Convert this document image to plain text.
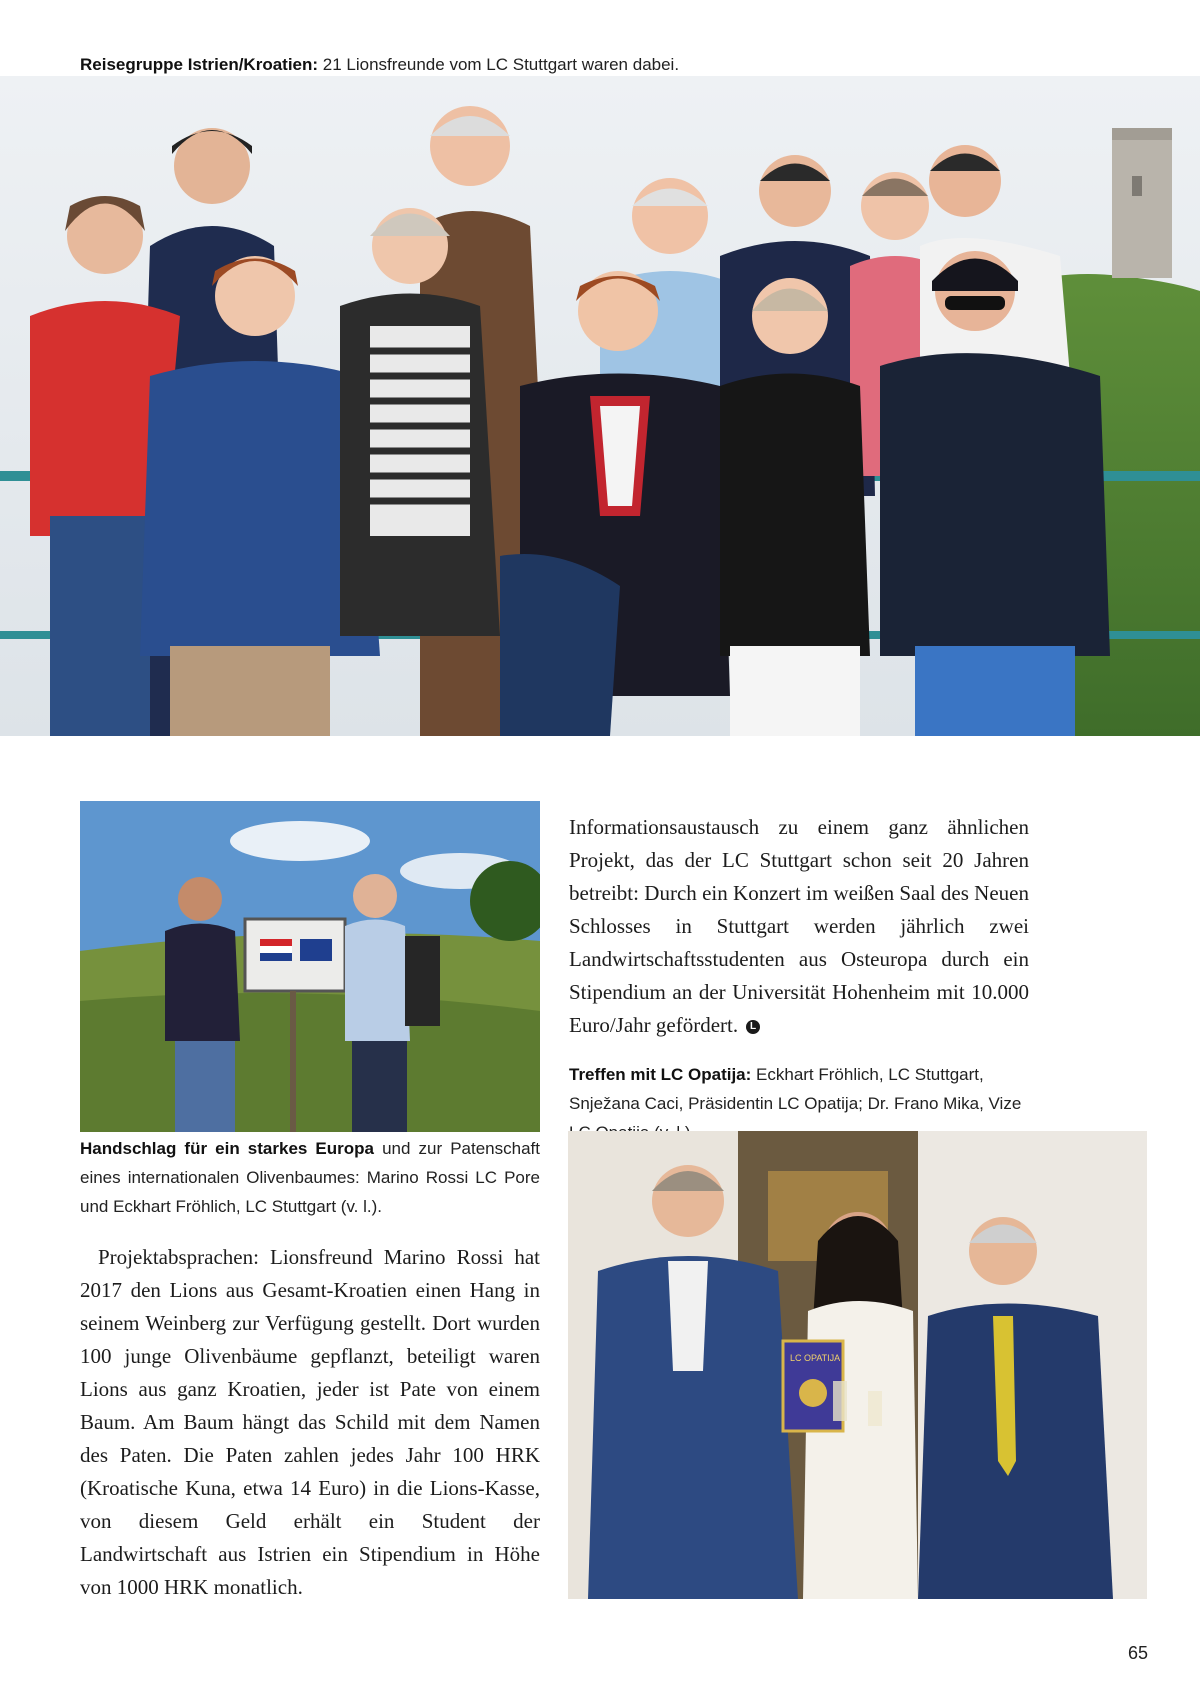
Reisegruppe Istrien/Kroatien: 21 Lionsfreunde vom LC Stuttgart waren dabei.
Handschlag für ein starkes Europa und zur Patenschaft eines internationalen Olivenbaumes: Marino Rossi LC Pore und Eckhart Fröhlich, LC Stuttgart (v. l.).

Projektabsprachen: Lionsfreund Marino Rossi hat 2017 den Lions aus Gesamt-Kroatien einen Hang in seinem Weinberg zur Verfügung gestellt. Dort wurden 100 junge Olivenbäume gepflanzt, beteiligt waren Lions aus ganz Kroatien, jeder ist Pate von einem Baum. Am Baum hängt das Schild mit dem Namen des Paten. Die Paten zahlen jedes Jahr 100 HRK (Kroatische Kuna, etwa 14 Euro) in die Lions-Kasse, von diesem Geld erhält ein Student der Landwirtschaft aus Istrien ein Stipendium in Höhe von 1000 HRK monatlich.

Informationsaustausch zu einem ganz ähnlichen Projekt, das der LC Stuttgart schon seit 20 Jahren betreibt: Durch ein Konzert im weißen Saal des Neuen Schlosses in Stuttgart werden jährlich zwei Landwirtschaftsstudenten aus Osteuropa durch ein Stipendium an der Universität Hohenheim mit 10.000 Euro/Jahr gefördert. L

Treffen mit LC Opatija: Eckhart Fröhlich, LC Stuttgart, Snježana Caci, Präsidentin LC Opatija; Dr. Frano Mika, Vize
LC OPATIJA
65
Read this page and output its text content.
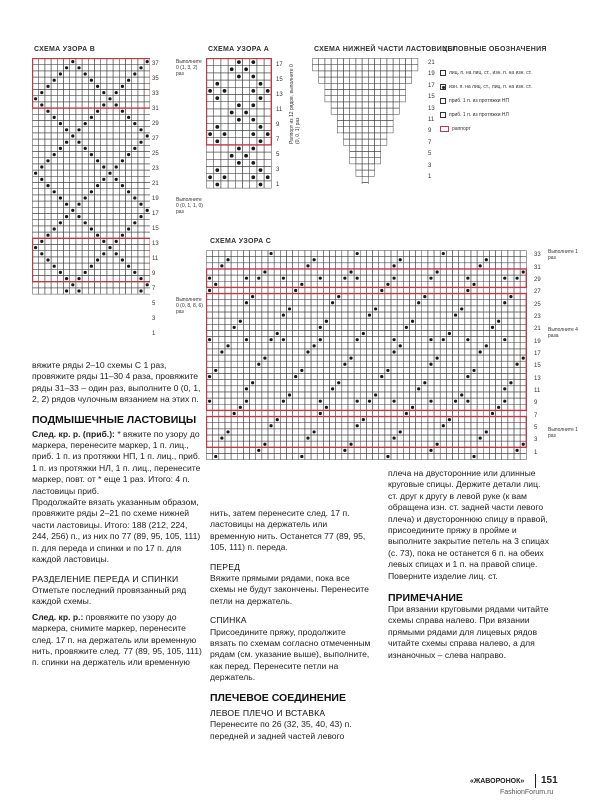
СХЕМА УЗОРА B	СХЕМА УЗОРА A	СХЕМА НИЖНЕЙ ЧАСТИ ЛАСТОВИЦЫ
УСЛОВНЫЕ ОБОЗНАЧЕНИЯ
СХЕМА УЗОРА C
37
35
33
31
29
27
25
23
21
19
17
15
13
11
9
7
5
3
1
17
15
13
11
9
7
5
3
1
21
19
17
15
13
11
9
7
5
3
1
33
31
29
27
25
23
21
19
17
15
13
11
9
7
5
3
1
Выполните 0 (1, 3, 2) раз
Выполните 0 (0, 1, 1, 0) раз
Выполните 0 (0, 8, 8, 6) раз
Раппорт из 12 рядов, выполните 0 (0, 0, 1) раз
Выполните 1 раз
Выполните 4 раза
Выполните 1 раз
лиц. п. на лиц. ст., изн. п. на изн. ст.
изн. п. на лиц. ст., лиц. п. на изн. ст.
приб. 1 п. из протяжки НП
приб. 1 п. из протяжки НЛ
раппорт

вяжите ряды 2–10 схемы C 1 раз, провяжите ряды 11–30 4 раза, провяжите ряды 31–33 – один раз, выполните 0 (0, 1, 2, 2) рядов чулочным вязанием на этих п.

ПОДМЫШЕЧНЫЕ ЛАСТОВИЦЫ

След. кр. р. (приб.): * вяжите по узору до маркера, перенесите маркер, 1 п. лиц., приб. 1 п. из протяжки НП, 1 п. лиц., приб. 1 п. из протяжки НЛ, 1 п. лиц., перенесите маркер, повт. от * еще 1 раз. Итого: 4 п. ластовицы приб.

Продолжайте вязать указанным образом, провяжите ряды 2–21 по схеме нижней части ластовицы. Итого: 188 (212, 224, 244, 256) п., из них по 77 (89, 95, 105, 111) п. для переда и спинки и по 17 п. для каждой ластовицы.

РАЗДЕЛЕНИЕ ПЕРЕДА И СПИНКИ

Отметьте последний провязанный ряд каждой схемы.

След. кр. р.: провяжите по узору до маркера, снимите маркер, перенесите след. 17 п. на держатель или временную нить, провяжите след. 77 (89, 95, 105, 111) п. спинки на держатель или временную

нить, затем перенесите след. 17 п. ластовицы на держатель или временную нить. Останется 77 (89, 95, 105, 111) п. переда.

ПЕРЕД

Вяжите прямыми рядами, пока все схемы не будут закончены. Перенесите петли на держатель.

СПИНКА

Присоедините пряжу, продолжите вязать по схемам согласно отмеченным рядам (см. указание выше), выполните, как перед. Перенесите петли на держатель.

ПЛЕЧЕВОЕ СОЕДИНЕНИЕ

ЛЕВОЕ ПЛЕЧО И ВСТАВКА

Перенесите по 26 (32, 35, 40, 43) п. передней и задней частей левого

плеча на двусторонние или длинные круговые спицы. Держите детали лиц. ст. друг к другу в левой руке (к вам обращена изн. ст. задней части левого плеча) и двустороннюю спицу в правой, присоедините пряжу в пройме и выполните закрытие петель на 3 спицах (с. 73), пока не останется 6 п. на обеих левых спицах и 1 п. на правой спице. Поверните изделие лиц. ст.

ПРИМЕЧАНИЕ

При вязании круговыми рядами читайте схемы справа налево. При вязании прямыми рядами для лицевых рядов читайте схемы справа налево, а для изнаночных – слева направо.

«ЖАВОРОНОК» 151
FashionForum.ru
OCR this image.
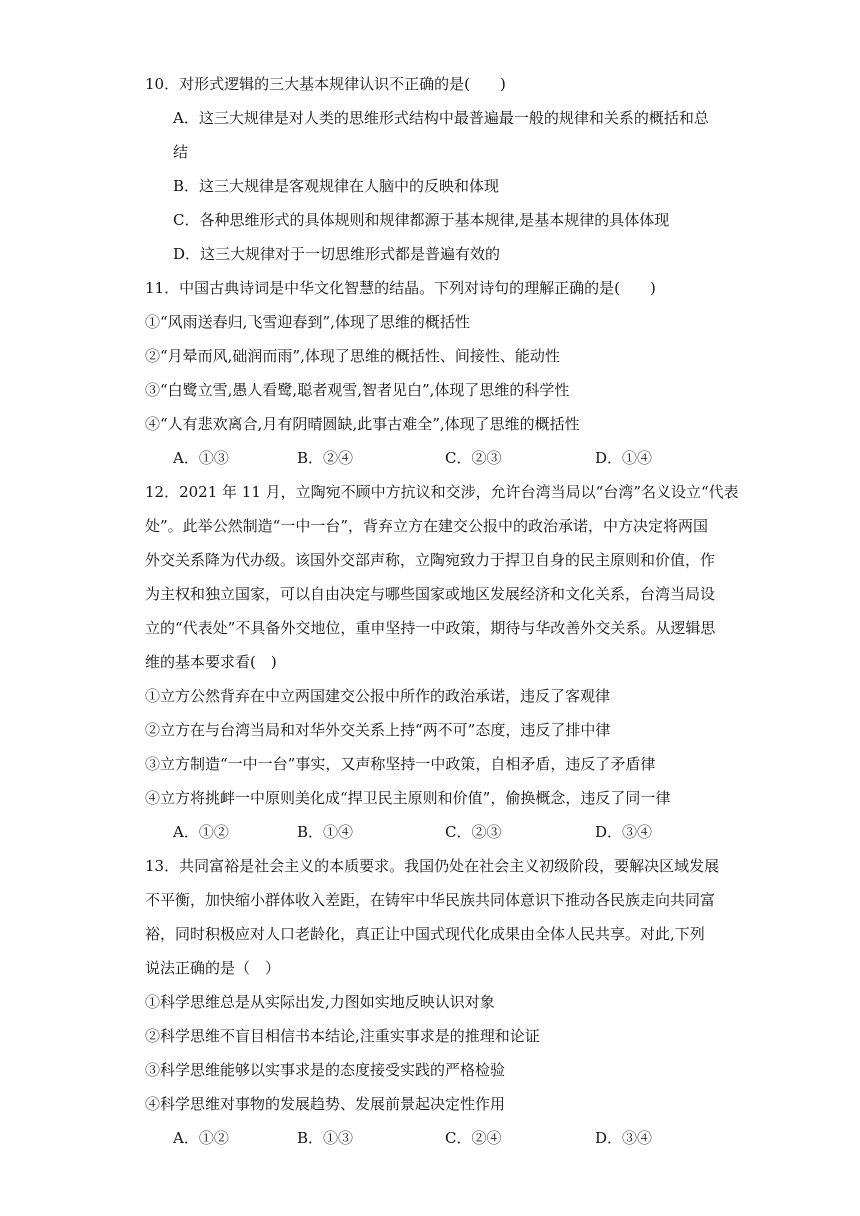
10．对形式逻辑的三大基本规律认识不正确的是(　　)
A．这三大规律是对人类的思维形式结构中最普遍最一般的规律和关系的概括和总
结
B．这三大规律是客观规律在人脑中的反映和体现
C．各种思维形式的具体规则和规律都源于基本规律,是基本规律的具体体现
D．这三大规律对于一切思维形式都是普遍有效的
11．中国古典诗词是中华文化智慧的结晶。下列对诗句的理解正确的是(　　)
①“风雨送春归,飞雪迎春到”,体现了思维的概括性
②“月晕而风,础润而雨”,体现了思维的概括性、间接性、能动性
③“白鹭立雪,愚人看鹭,聪者观雪,智者见白”,体现了思维的科学性
④“人有悲欢离合,月有阴晴圆缺,此事古难全”,体现了思维的概括性
A．①③	B．②④	C．②③	D．①④
12．2021 年 11 月，立陶宛不顾中方抗议和交涉，允许台湾当局以“台湾”名义设立“代表
处”。此举公然制造“一中一台”，背弃立方在建交公报中的政治承诺，中方决定将两国
外交关系降为代办级。该国外交部声称，立陶宛致力于捍卫自身的民主原则和价值，作
为主权和独立国家，可以自由决定与哪些国家或地区发展经济和文化关系，台湾当局设
立的“代表处”不具备外交地位，重申坚持一中政策，期待与华改善外交关系。从逻辑思
维的基本要求看(　)
①立方公然背弃在中立两国建交公报中所作的政治承诺，违反了客观律
②立方在与台湾当局和对华外交关系上持“两不可”态度，违反了排中律
③立方制造“一中一台”事实，又声称坚持一中政策，自相矛盾，违反了矛盾律
④立方将挑衅一中原则美化成“捍卫民主原则和价值”，偷换概念，违反了同一律
A．①②	B．①④	C．②③	D．③④
13．共同富裕是社会主义的本质要求。我国仍处在社会主义初级阶段，要解决区域发展
不平衡，加快缩小群体收入差距，在铸牢中华民族共同体意识下推动各民族走向共同富
裕，同时积极应对人口老龄化，真正让中国式现代化成果由全体人民共享。对此,下列
说法正确的是（　）
①科学思维总是从实际出发,力图如实地反映认识对象
②科学思维不盲目相信书本结论,注重实事求是的推理和论证
③科学思维能够以实事求是的态度接受实践的严格检验
④科学思维对事物的发展趋势、发展前景起决定性作用
A．①②	B．①③	C．②④	D．③④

Exercise goal
Repeat verbatim the lines from the one holding "OCR this image." through the end of the listing above, both ends included, but not the pictures.

Answer to this problem
OCR this image.
10．对形式逻辑的三大基本规律认识不正确的是(　　)
A．这三大规律是对人类的思维形式结构中最普遍最一般的规律和关系的概括和总
结
B．这三大规律是客观规律在人脑中的反映和体现
C．各种思维形式的具体规则和规律都源于基本规律,是基本规律的具体体现
D．这三大规律对于一切思维形式都是普遍有效的
11．中国古典诗词是中华文化智慧的结晶。下列对诗句的理解正确的是(　　)
①“风雨送春归,飞雪迎春到”,体现了思维的概括性
②“月晕而风,础润而雨”,体现了思维的概括性、间接性、能动性
③“白鹭立雪,愚人看鹭,聪者观雪,智者见白”,体现了思维的科学性
④“人有悲欢离合,月有阴晴圆缺,此事古难全”,体现了思维的概括性
A．①③	B．②④	C．②③	D．①④
12．2021 年 11 月，立陶宛不顾中方抗议和交涉，允许台湾当局以“台湾”名义设立“代表
处”。此举公然制造“一中一台”，背弃立方在建交公报中的政治承诺，中方决定将两国
外交关系降为代办级。该国外交部声称，立陶宛致力于捍卫自身的民主原则和价值，作
为主权和独立国家，可以自由决定与哪些国家或地区发展经济和文化关系，台湾当局设
立的“代表处”不具备外交地位，重申坚持一中政策，期待与华改善外交关系。从逻辑思
维的基本要求看(　)
①立方公然背弃在中立两国建交公报中所作的政治承诺，违反了客观律
②立方在与台湾当局和对华外交关系上持“两不可”态度，违反了排中律
③立方制造“一中一台”事实，又声称坚持一中政策，自相矛盾，违反了矛盾律
④立方将挑衅一中原则美化成“捍卫民主原则和价值”，偷换概念，违反了同一律
A．①②	B．①④	C．②③	D．③④
13．共同富裕是社会主义的本质要求。我国仍处在社会主义初级阶段，要解决区域发展
不平衡，加快缩小群体收入差距，在铸牢中华民族共同体意识下推动各民族走向共同富
裕，同时积极应对人口老龄化，真正让中国式现代化成果由全体人民共享。对此,下列
说法正确的是（　）
①科学思维总是从实际出发,力图如实地反映认识对象
②科学思维不盲目相信书本结论,注重实事求是的推理和论证
③科学思维能够以实事求是的态度接受实践的严格检验
④科学思维对事物的发展趋势、发展前景起决定性作用
A．①②	B．①③	C．②④	D．③④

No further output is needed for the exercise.